Chart and figure data:
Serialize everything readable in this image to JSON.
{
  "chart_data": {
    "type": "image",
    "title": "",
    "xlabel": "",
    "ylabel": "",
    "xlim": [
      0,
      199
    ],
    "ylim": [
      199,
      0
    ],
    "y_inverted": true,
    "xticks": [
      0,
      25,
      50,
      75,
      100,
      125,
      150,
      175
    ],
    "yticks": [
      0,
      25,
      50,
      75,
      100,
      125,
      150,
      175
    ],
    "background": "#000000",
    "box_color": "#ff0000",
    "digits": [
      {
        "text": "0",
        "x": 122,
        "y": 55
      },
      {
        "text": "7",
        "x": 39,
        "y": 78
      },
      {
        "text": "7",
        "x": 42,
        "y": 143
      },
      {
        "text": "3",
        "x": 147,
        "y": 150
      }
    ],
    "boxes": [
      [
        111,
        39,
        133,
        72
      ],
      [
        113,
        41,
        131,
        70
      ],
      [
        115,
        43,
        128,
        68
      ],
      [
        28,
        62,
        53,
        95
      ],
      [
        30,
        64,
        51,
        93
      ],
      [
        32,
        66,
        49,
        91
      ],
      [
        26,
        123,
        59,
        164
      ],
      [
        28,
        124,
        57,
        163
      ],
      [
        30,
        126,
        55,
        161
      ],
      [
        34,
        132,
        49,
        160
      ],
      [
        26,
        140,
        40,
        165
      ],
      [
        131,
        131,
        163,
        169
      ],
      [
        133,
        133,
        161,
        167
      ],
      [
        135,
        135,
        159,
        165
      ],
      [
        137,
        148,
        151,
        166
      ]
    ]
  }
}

_Directions for this task:_ Look over the material above and show each line where "image" appears.

_Expected answer:_
Serialize everything readable in this image to JSON.
    "type": "image",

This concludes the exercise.